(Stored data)
+ + + + +
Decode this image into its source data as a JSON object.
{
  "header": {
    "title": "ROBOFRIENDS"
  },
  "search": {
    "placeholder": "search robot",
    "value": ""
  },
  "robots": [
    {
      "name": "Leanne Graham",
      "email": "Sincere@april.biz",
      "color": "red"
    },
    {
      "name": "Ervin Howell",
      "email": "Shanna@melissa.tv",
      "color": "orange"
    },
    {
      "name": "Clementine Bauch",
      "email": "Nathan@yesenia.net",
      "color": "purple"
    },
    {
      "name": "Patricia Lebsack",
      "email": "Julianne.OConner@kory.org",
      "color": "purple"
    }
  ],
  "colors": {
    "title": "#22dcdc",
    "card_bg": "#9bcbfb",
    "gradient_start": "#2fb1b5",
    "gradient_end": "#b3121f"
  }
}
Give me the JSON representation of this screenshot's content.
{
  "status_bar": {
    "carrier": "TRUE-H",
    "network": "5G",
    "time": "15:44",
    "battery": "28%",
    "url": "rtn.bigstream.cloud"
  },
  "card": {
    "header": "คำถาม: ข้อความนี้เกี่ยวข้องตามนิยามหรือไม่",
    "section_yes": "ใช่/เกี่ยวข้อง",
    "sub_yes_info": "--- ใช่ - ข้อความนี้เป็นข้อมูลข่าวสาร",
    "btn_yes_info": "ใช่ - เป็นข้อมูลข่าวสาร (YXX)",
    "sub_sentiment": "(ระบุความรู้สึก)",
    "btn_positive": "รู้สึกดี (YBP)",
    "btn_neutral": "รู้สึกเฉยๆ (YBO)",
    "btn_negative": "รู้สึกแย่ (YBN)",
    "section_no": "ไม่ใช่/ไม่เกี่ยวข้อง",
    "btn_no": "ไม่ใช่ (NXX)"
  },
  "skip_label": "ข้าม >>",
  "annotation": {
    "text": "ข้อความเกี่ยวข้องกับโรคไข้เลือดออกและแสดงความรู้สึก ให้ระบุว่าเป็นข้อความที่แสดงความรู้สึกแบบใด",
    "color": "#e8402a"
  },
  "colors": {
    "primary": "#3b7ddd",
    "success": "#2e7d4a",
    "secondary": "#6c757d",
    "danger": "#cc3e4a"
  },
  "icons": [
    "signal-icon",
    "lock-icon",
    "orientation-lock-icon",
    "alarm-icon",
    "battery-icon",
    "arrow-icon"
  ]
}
+ + + + +
**Objective:**
Return all the data exactly as given.

**Response to the task:**
Decode this image into its source data as a JSON object.
{
  "header": {
    "title": "ROBOFRIENDS"
  },
  "search": {
    "placeholder": "search robot",
    "value": ""
  },
  "robots": [
    {
      "name": "Leanne Graham",
      "email": "Sincere@april.biz",
      "color": "red"
    },
    {
      "name": "Ervin Howell",
      "email": "Shanna@melissa.tv",
      "color": "orange"
    },
    {
      "name": "Clementine Bauch",
      "email": "Nathan@yesenia.net",
      "color": "purple"
    },
    {
      "name": "Patricia Lebsack",
      "email": "Julianne.OConner@kory.org",
      "color": "purple"
    }
  ],
  "colors": {
    "title": "#22dcdc",
    "card_bg": "#9bcbfb",
    "gradient_start": "#2fb1b5",
    "gradient_end": "#b3121f"
  }
}
Give me the JSON representation of this screenshot's content.
{
  "status_bar": {
    "carrier": "TRUE-H",
    "network": "5G",
    "time": "15:44",
    "battery": "28%",
    "url": "rtn.bigstream.cloud"
  },
  "card": {
    "header": "คำถาม: ข้อความนี้เกี่ยวข้องตามนิยามหรือไม่",
    "section_yes": "ใช่/เกี่ยวข้อง",
    "sub_yes_info": "--- ใช่ - ข้อความนี้เป็นข้อมูลข่าวสาร",
    "btn_yes_info": "ใช่ - เป็นข้อมูลข่าวสาร (YXX)",
    "sub_sentiment": "(ระบุความรู้สึก)",
    "btn_positive": "รู้สึกดี (YBP)",
    "btn_neutral": "รู้สึกเฉยๆ (YBO)",
    "btn_negative": "รู้สึกแย่ (YBN)",
    "section_no": "ไม่ใช่/ไม่เกี่ยวข้อง",
    "btn_no": "ไม่ใช่ (NXX)"
  },
  "skip_label": "ข้าม >>",
  "annotation": {
    "text": "ข้อความเกี่ยวข้องกับโรคไข้เลือดออกและแสดงความรู้สึก ให้ระบุว่าเป็นข้อความที่แสดงความรู้สึกแบบใด",
    "color": "#e8402a"
  },
  "colors": {
    "primary": "#3b7ddd",
    "success": "#2e7d4a",
    "secondary": "#6c757d",
    "danger": "#cc3e4a"
  },
  "icons": [
    "signal-icon",
    "lock-icon",
    "orientation-lock-icon",
    "alarm-icon",
    "battery-icon",
    "arrow-icon"
  ]
}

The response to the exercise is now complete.